▸ What is expected
Return all of the data exactly, with nothing left out but the pictures.

▸ Data section

--------------------

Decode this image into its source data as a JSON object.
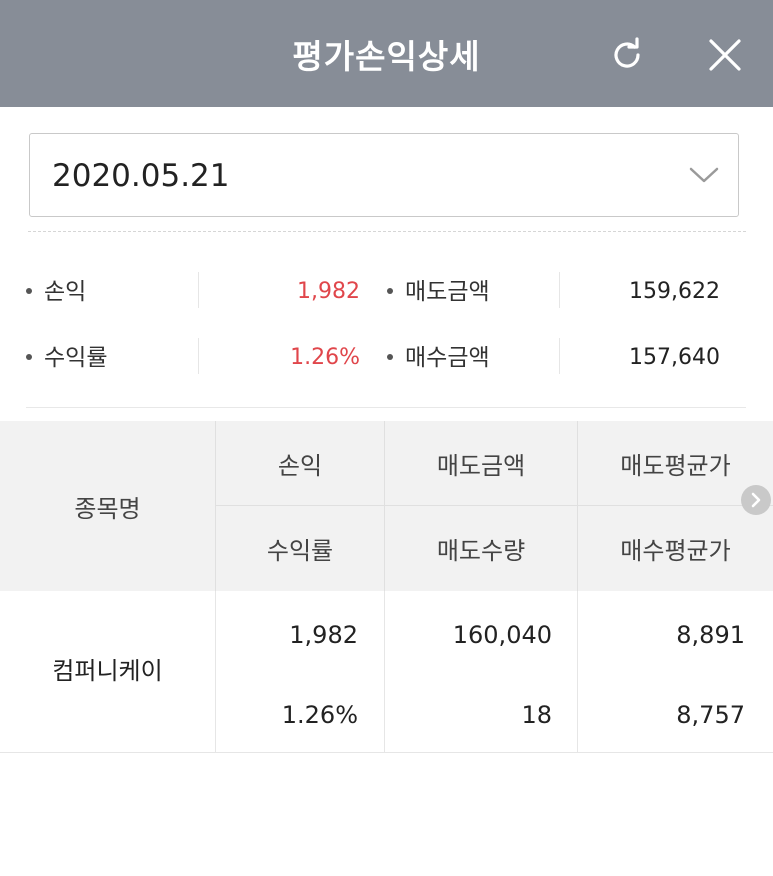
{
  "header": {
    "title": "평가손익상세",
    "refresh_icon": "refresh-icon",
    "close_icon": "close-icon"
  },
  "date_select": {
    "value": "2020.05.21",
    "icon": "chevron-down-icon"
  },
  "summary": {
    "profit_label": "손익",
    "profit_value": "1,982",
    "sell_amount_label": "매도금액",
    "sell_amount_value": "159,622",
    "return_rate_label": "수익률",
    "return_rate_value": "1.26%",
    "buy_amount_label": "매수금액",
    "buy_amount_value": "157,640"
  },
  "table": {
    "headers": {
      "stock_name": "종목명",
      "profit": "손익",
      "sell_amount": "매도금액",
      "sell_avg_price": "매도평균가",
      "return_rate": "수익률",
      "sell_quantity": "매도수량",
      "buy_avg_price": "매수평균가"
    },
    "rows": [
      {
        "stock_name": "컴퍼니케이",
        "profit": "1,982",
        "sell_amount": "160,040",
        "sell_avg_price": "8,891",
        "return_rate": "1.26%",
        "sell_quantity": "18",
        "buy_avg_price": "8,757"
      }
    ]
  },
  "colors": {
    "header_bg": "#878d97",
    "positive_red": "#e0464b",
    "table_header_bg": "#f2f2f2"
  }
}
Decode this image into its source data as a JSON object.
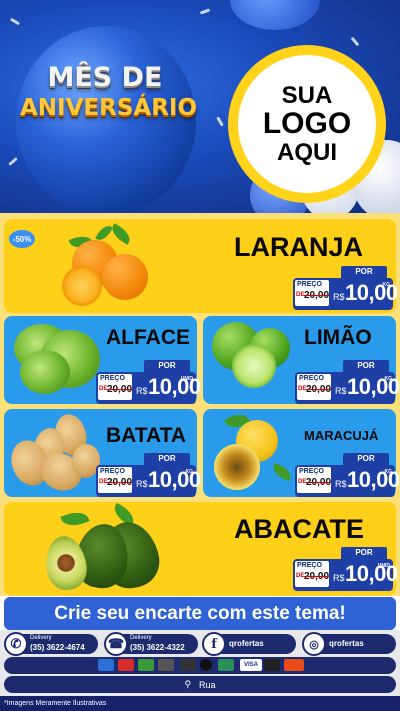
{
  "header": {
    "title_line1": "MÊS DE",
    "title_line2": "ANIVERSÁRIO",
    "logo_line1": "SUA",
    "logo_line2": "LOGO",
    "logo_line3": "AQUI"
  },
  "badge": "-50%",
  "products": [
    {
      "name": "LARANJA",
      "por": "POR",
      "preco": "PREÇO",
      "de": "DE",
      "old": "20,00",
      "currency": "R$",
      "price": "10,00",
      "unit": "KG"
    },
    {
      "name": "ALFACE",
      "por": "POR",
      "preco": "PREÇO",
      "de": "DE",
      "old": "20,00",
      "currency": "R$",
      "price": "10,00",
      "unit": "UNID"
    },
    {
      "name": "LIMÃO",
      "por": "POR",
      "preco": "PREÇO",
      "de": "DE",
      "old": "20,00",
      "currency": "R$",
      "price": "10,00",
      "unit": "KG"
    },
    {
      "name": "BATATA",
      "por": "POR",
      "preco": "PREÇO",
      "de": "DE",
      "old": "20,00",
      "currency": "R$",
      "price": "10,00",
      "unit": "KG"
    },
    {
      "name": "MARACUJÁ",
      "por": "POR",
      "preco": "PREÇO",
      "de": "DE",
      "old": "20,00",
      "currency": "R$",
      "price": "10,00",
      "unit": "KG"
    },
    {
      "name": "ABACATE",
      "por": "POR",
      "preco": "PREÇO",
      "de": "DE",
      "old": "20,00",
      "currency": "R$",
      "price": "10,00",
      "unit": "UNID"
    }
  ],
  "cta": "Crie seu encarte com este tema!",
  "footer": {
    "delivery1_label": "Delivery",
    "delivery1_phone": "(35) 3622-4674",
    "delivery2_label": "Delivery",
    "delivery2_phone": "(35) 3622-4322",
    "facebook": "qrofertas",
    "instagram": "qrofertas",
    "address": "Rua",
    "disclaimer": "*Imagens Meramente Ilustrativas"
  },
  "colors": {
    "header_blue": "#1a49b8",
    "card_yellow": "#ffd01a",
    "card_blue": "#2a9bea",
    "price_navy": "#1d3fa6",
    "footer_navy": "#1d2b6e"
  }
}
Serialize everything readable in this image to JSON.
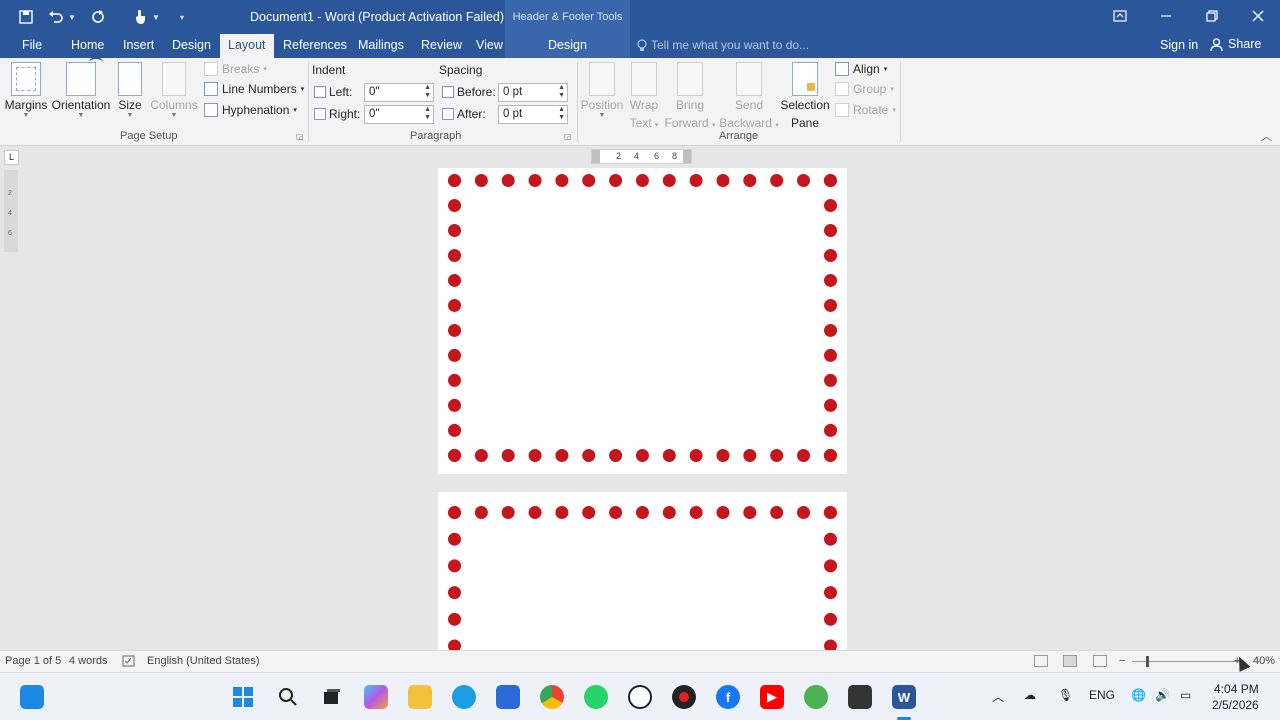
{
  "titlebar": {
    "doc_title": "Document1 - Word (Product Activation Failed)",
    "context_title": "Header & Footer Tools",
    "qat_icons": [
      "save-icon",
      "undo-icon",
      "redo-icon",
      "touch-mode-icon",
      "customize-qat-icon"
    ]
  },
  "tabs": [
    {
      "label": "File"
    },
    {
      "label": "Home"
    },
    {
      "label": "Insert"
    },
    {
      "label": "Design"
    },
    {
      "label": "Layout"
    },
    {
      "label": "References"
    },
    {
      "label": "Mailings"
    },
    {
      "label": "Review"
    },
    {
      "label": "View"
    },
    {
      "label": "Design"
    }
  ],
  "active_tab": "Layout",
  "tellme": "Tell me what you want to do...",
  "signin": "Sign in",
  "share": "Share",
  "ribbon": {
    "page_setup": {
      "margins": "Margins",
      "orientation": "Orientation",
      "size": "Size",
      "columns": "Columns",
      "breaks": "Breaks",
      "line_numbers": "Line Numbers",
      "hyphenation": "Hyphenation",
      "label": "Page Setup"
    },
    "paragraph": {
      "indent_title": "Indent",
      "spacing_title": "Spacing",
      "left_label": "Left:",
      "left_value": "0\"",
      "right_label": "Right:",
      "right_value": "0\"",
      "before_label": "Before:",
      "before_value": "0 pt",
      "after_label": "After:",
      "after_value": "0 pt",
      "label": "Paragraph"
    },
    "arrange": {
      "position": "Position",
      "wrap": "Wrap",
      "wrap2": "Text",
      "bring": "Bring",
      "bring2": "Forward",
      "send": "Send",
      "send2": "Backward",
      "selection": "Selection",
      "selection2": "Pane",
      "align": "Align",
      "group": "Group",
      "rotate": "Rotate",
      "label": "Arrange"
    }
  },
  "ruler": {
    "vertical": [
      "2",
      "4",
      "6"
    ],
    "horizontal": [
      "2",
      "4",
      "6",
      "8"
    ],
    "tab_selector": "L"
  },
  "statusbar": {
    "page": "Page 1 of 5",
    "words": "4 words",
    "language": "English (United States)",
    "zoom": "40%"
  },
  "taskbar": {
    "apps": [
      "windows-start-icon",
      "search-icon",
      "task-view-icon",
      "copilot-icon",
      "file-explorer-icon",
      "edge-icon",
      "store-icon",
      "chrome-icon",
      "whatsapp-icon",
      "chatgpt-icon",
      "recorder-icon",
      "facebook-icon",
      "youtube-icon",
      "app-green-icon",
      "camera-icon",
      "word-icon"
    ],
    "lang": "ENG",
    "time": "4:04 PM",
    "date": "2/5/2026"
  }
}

--------------------

▸ Output of the exercise
Decode this image into its source data as a JSON object.
{
  "header": {
    "title": "평가손익상세",
    "refresh_icon": "refresh-icon",
    "close_icon": "close-icon"
  },
  "date_select": {
    "value": "2020.05.21",
    "icon": "chevron-down-icon"
  },
  "summary": {
    "profit_label": "손익",
    "profit_value": "1,982",
    "sell_amount_label": "매도금액",
    "sell_amount_value": "159,622",
    "return_rate_label": "수익률",
    "return_rate_value": "1.26%",
    "buy_amount_label": "매수금액",
    "buy_amount_value": "157,640"
  },
  "table": {
    "headers": {
      "stock_name": "종목명",
      "profit": "손익",
      "sell_amount": "매도금액",
      "sell_avg_price": "매도평균가",
      "return_rate": "수익률",
      "sell_quantity": "매도수량",
      "buy_avg_price": "매수평균가"
    },
    "rows": [
      {
        "stock_name": "컴퍼니케이",
        "profit": "1,982",
        "sell_amount": "160,040",
        "sell_avg_price": "8,891",
        "return_rate": "1.26%",
        "sell_quantity": "18",
        "buy_avg_price": "8,757"
      }
    ]
  },
  "colors": {
    "header_bg": "#878d97",
    "positive_red": "#e0464b",
    "table_header_bg": "#f2f2f2"
  }
}
Decode this image into its source data as a JSON object.
{
  "header": {
    "title_line1": "MÊS DE",
    "title_line2": "ANIVERSÁRIO",
    "logo_line1": "SUA",
    "logo_line2": "LOGO",
    "logo_line3": "AQUI"
  },
  "badge": "-50%",
  "products": [
    {
      "name": "LARANJA",
      "por": "POR",
      "preco": "PREÇO",
      "de": "DE",
      "old": "20,00",
      "currency": "R$",
      "price": "10,00",
      "unit": "KG"
    },
    {
      "name": "ALFACE",
      "por": "POR",
      "preco": "PREÇO",
      "de": "DE",
      "old": "20,00",
      "currency": "R$",
      "price": "10,00",
      "unit": "UNID"
    },
    {
      "name": "LIMÃO",
      "por": "POR",
      "preco": "PREÇO",
      "de": "DE",
      "old": "20,00",
      "currency": "R$",
      "price": "10,00",
      "unit": "KG"
    },
    {
      "name": "BATATA",
      "por": "POR",
      "preco": "PREÇO",
      "de": "DE",
      "old": "20,00",
      "currency": "R$",
      "price": "10,00",
      "unit": "KG"
    },
    {
      "name": "MARACUJÁ",
      "por": "POR",
      "preco": "PREÇO",
      "de": "DE",
      "old": "20,00",
      "currency": "R$",
      "price": "10,00",
      "unit": "KG"
    },
    {
      "name": "ABACATE",
      "por": "POR",
      "preco": "PREÇO",
      "de": "DE",
      "old": "20,00",
      "currency": "R$",
      "price": "10,00",
      "unit": "UNID"
    }
  ],
  "cta": "Crie seu encarte com este tema!",
  "footer": {
    "delivery1_label": "Delivery",
    "delivery1_phone": "(35) 3622-4674",
    "delivery2_label": "Delivery",
    "delivery2_phone": "(35) 3622-4322",
    "facebook": "qrofertas",
    "instagram": "qrofertas",
    "address": "Rua",
    "disclaimer": "*Imagens Meramente Ilustrativas"
  },
  "colors": {
    "header_blue": "#1a49b8",
    "card_yellow": "#ffd01a",
    "card_blue": "#2a9bea",
    "price_navy": "#1d3fa6",
    "footer_navy": "#1d2b6e"
  }
}
Serialize everything readable in this image to JSON.
{
  "titlebar": {
    "doc_title": "Document1 - Word (Product Activation Failed)",
    "context_title": "Header & Footer Tools",
    "qat_icons": [
      "save-icon",
      "undo-icon",
      "redo-icon",
      "touch-mode-icon",
      "customize-qat-icon"
    ]
  },
  "tabs": [
    {
      "label": "File"
    },
    {
      "label": "Home"
    },
    {
      "label": "Insert"
    },
    {
      "label": "Design"
    },
    {
      "label": "Layout"
    },
    {
      "label": "References"
    },
    {
      "label": "Mailings"
    },
    {
      "label": "Review"
    },
    {
      "label": "View"
    },
    {
      "label": "Design"
    }
  ],
  "active_tab": "Layout",
  "tellme": "Tell me what you want to do...",
  "signin": "Sign in",
  "share": "Share",
  "ribbon": {
    "page_setup": {
      "margins": "Margins",
      "orientation": "Orientation",
      "size": "Size",
      "columns": "Columns",
      "breaks": "Breaks",
      "line_numbers": "Line Numbers",
      "hyphenation": "Hyphenation",
      "label": "Page Setup"
    },
    "paragraph": {
      "indent_title": "Indent",
      "spacing_title": "Spacing",
      "left_label": "Left:",
      "left_value": "0\"",
      "right_label": "Right:",
      "right_value": "0\"",
      "before_label": "Before:",
      "before_value": "0 pt",
      "after_label": "After:",
      "after_value": "0 pt",
      "label": "Paragraph"
    },
    "arrange": {
      "position": "Position",
      "wrap": "Wrap",
      "wrap2": "Text",
      "bring": "Bring",
      "bring2": "Forward",
      "send": "Send",
      "send2": "Backward",
      "selection": "Selection",
      "selection2": "Pane",
      "align": "Align",
      "group": "Group",
      "rotate": "Rotate",
      "label": "Arrange"
    }
  },
  "ruler": {
    "vertical": [
      "2",
      "4",
      "6"
    ],
    "horizontal": [
      "2",
      "4",
      "6",
      "8"
    ],
    "tab_selector": "L"
  },
  "statusbar": {
    "page": "Page 1 of 5",
    "words": "4 words",
    "language": "English (United States)",
    "zoom": "40%"
  },
  "taskbar": {
    "apps": [
      "windows-start-icon",
      "search-icon",
      "task-view-icon",
      "copilot-icon",
      "file-explorer-icon",
      "edge-icon",
      "store-icon",
      "chrome-icon",
      "whatsapp-icon",
      "chatgpt-icon",
      "recorder-icon",
      "facebook-icon",
      "youtube-icon",
      "app-green-icon",
      "camera-icon",
      "word-icon"
    ],
    "lang": "ENG",
    "time": "4:04 PM",
    "date": "2/5/2026"
  }
}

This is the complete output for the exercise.